## EXCERPTED RECORDS
- - -

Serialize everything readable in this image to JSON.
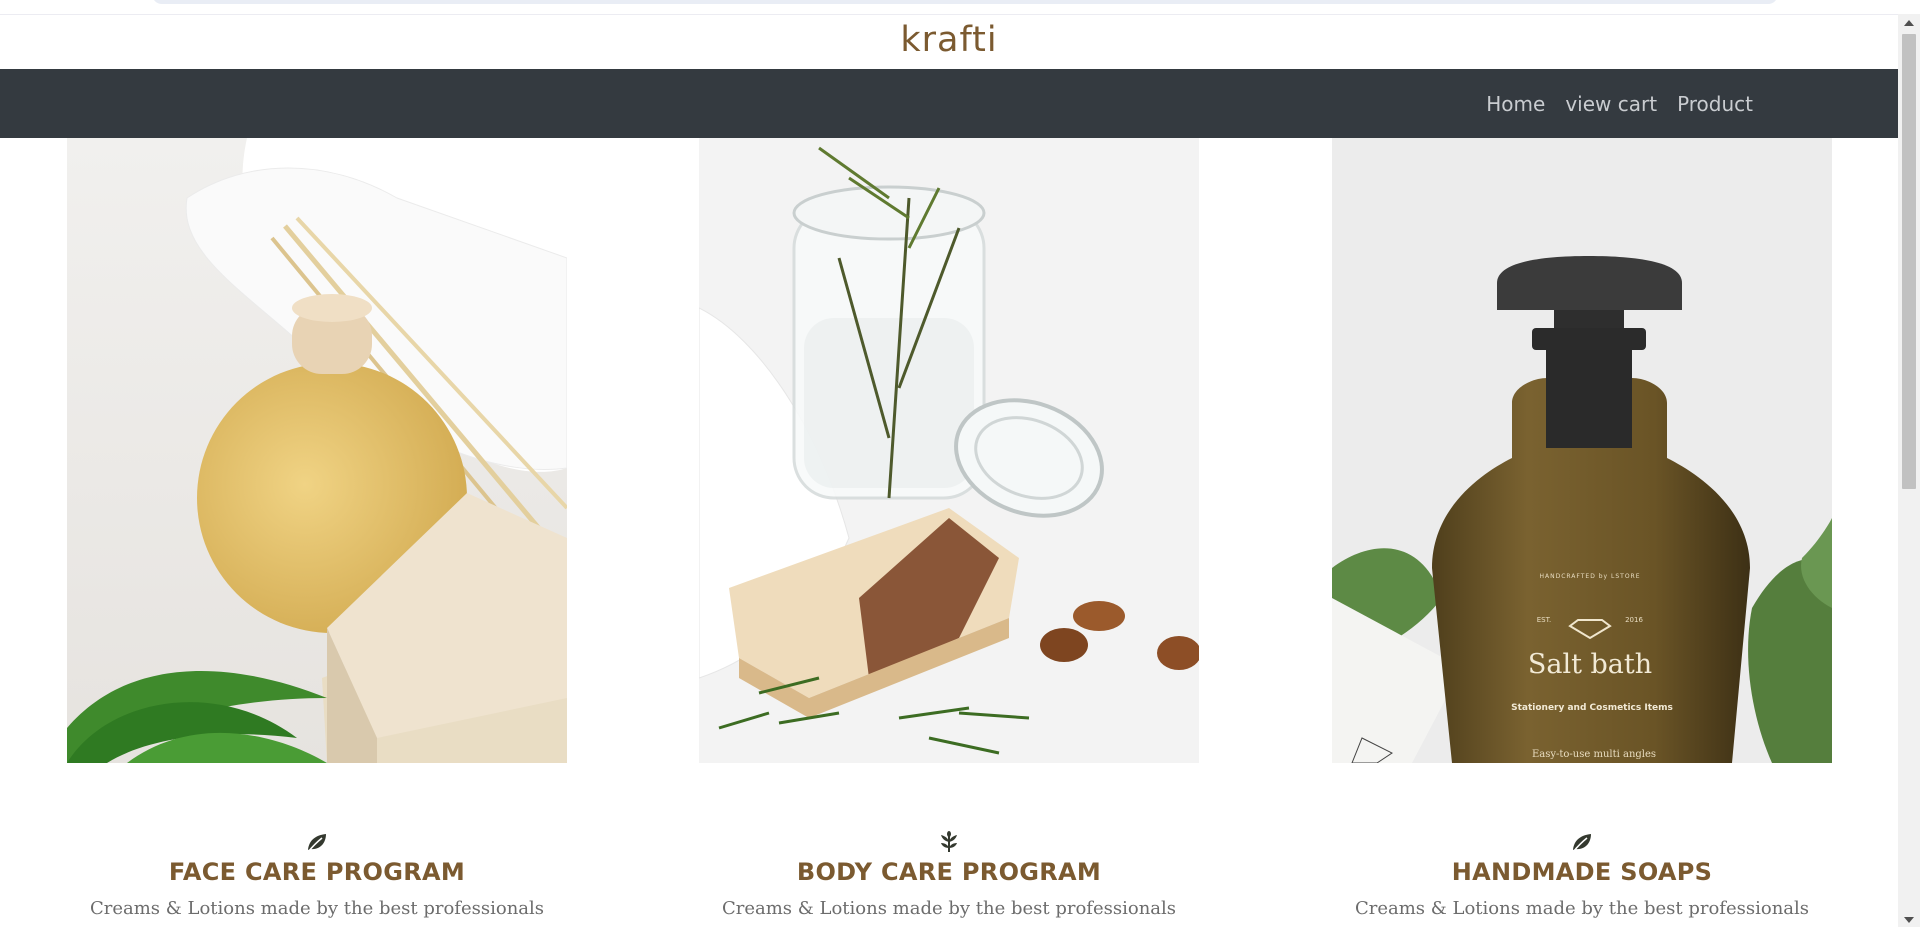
{
  "brand": {
    "logo_text": "krafti",
    "color": "#7b5a30"
  },
  "nav": {
    "background": "#343a40",
    "links": [
      {
        "label": "Home"
      },
      {
        "label": "view cart"
      },
      {
        "label": "Product"
      }
    ]
  },
  "cards": [
    {
      "icon": "leaf-icon",
      "title": "FACE CARE PROGRAM",
      "description": "Creams & Lotions made by the best professionals",
      "image": "diffuser-soap-photo"
    },
    {
      "icon": "herb-sprig-icon",
      "title": "BODY CARE PROGRAM",
      "description": "Creams & Lotions made by the best professionals",
      "image": "soap-rosemary-jar-photo"
    },
    {
      "icon": "leaf-icon",
      "title": "HANDMADE SOAPS",
      "description": "Creams & Lotions made by the best professionals",
      "image": "salt-bath-bottle-photo",
      "label": {
        "top": "HANDCRAFTED by LSTORE",
        "est": "EST.",
        "year": "2016",
        "name": "Salt bath",
        "sub": "Stationery and Cosmetics Items",
        "footer": "Easy-to-use multi angles"
      }
    }
  ]
}
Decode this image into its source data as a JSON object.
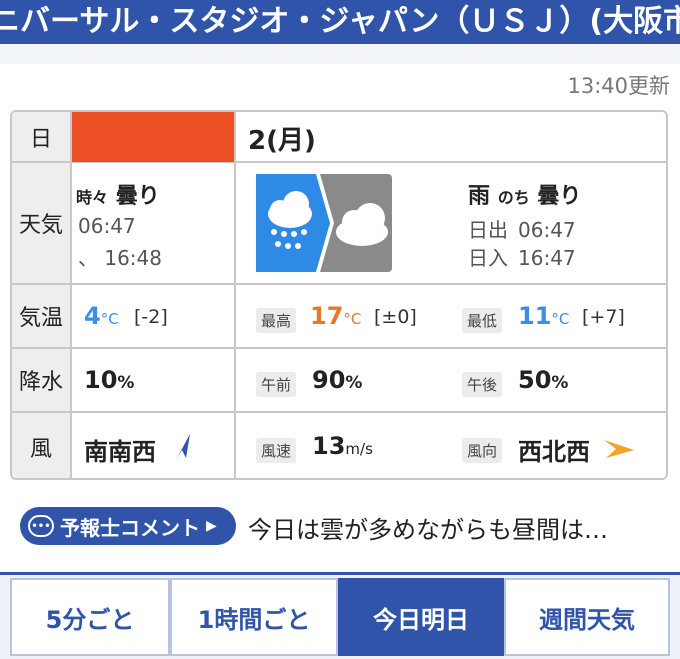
{
  "header": {
    "title": "ニバーサル・スタジオ・ジャパン（ＵＳＪ）(大阪市"
  },
  "updated": "13:40更新",
  "table": {
    "row_labels": {
      "day": "日",
      "weather": "天気",
      "temp": "気温",
      "precip": "降水",
      "wind": "風"
    },
    "day_label": "2(月)",
    "left": {
      "weather_prefix": "時々",
      "weather_main": "曇り",
      "sunrise": "06:47",
      "sunset": "16:48",
      "sunset_label_partial": "、",
      "temp_value": "4",
      "temp_unit": "°C",
      "temp_diff": "[-2]",
      "precip_value": "10",
      "precip_unit": "%",
      "wind_dir": "南南西"
    },
    "right": {
      "weather_main1": "雨",
      "weather_connector": "のち",
      "weather_main2": "曇り",
      "sunrise_label": "日出",
      "sunrise": "06:47",
      "sunset_label": "日入",
      "sunset": "16:47",
      "high_label": "最高",
      "high_value": "17",
      "high_unit": "°C",
      "high_diff": "[±0]",
      "low_label": "最低",
      "low_value": "11",
      "low_unit": "°C",
      "low_diff": "[+7]",
      "am_label": "午前",
      "am_value": "90",
      "pm_label": "午後",
      "pm_value": "50",
      "precip_unit": "%",
      "wind_speed_label": "風速",
      "wind_speed": "13",
      "wind_speed_unit": "m/s",
      "wind_dir_label": "風向",
      "wind_dir": "西北西"
    },
    "colors": {
      "high": "#e8772a",
      "low": "#3c8ee0",
      "day_bar": "#ec4f24",
      "arrow": "#f2a52b",
      "arrow_left": "#2f54a9"
    }
  },
  "comment": {
    "button_label": "予報士コメント",
    "text": "今日は雲が多めながらも昼間は…"
  },
  "tabs": [
    {
      "label": "5分ごと",
      "active": false
    },
    {
      "label": "1時間ごと",
      "active": false
    },
    {
      "label": "今日明日",
      "active": true
    },
    {
      "label": "週間天気",
      "active": false
    }
  ]
}
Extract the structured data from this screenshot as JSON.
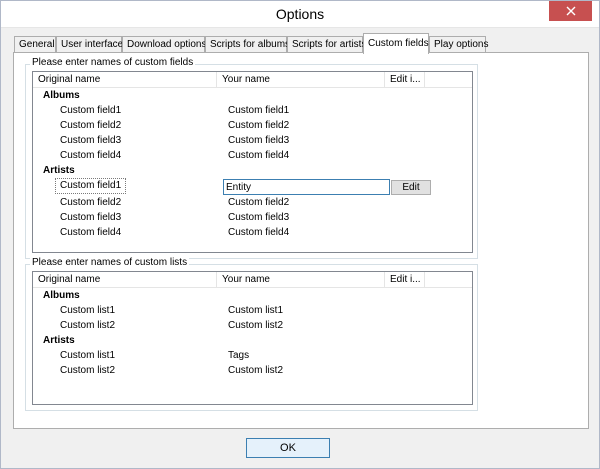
{
  "window": {
    "title": "Options",
    "close_glyph": "close-icon"
  },
  "tabs": [
    {
      "label": "General"
    },
    {
      "label": "User interface"
    },
    {
      "label": "Download options"
    },
    {
      "label": "Scripts for albums"
    },
    {
      "label": "Scripts for artists"
    },
    {
      "label": "Custom fields"
    },
    {
      "label": "Play options"
    }
  ],
  "active_tab": "Custom fields",
  "fields": {
    "legend": "Please enter names of custom fields",
    "headers": {
      "original": "Original name",
      "yours": "Your name",
      "edit": "Edit i..."
    },
    "albums_title": "Albums",
    "albums": [
      {
        "original": "Custom field1",
        "yours": "Custom field1"
      },
      {
        "original": "Custom field2",
        "yours": "Custom field2"
      },
      {
        "original": "Custom field3",
        "yours": "Custom field3"
      },
      {
        "original": "Custom field4",
        "yours": "Custom field4"
      }
    ],
    "artists_title": "Artists",
    "artists": [
      {
        "original": "Custom field1",
        "yours": "Entity",
        "edit_label": "Edit"
      },
      {
        "original": "Custom field2",
        "yours": "Custom field2"
      },
      {
        "original": "Custom field3",
        "yours": "Custom field3"
      },
      {
        "original": "Custom field4",
        "yours": "Custom field4"
      }
    ]
  },
  "lists": {
    "legend": "Please enter names of custom lists",
    "headers": {
      "original": "Original name",
      "yours": "Your name",
      "edit": "Edit i..."
    },
    "albums_title": "Albums",
    "albums": [
      {
        "original": "Custom list1",
        "yours": "Custom list1"
      },
      {
        "original": "Custom list2",
        "yours": "Custom list2"
      }
    ],
    "artists_title": "Artists",
    "artists": [
      {
        "original": "Custom list1",
        "yours": "Tags"
      },
      {
        "original": "Custom list2",
        "yours": "Custom list2"
      }
    ]
  },
  "ok_label": "OK"
}
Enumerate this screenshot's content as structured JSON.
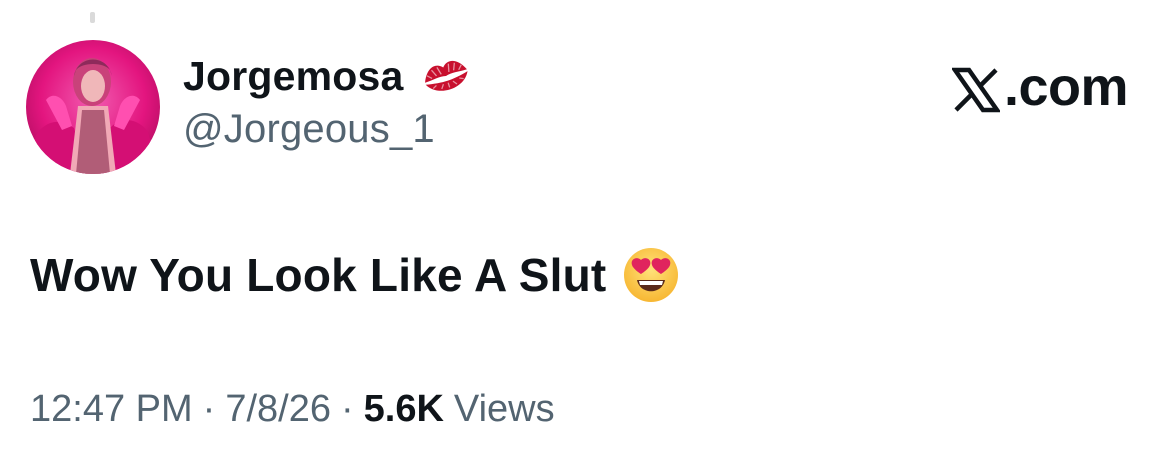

- - -

Locate the word "Please" in the records above, and return each line that has it.

    "legend": "Please enter names of custom fields",
    "legend": "Please enter names of custom lists",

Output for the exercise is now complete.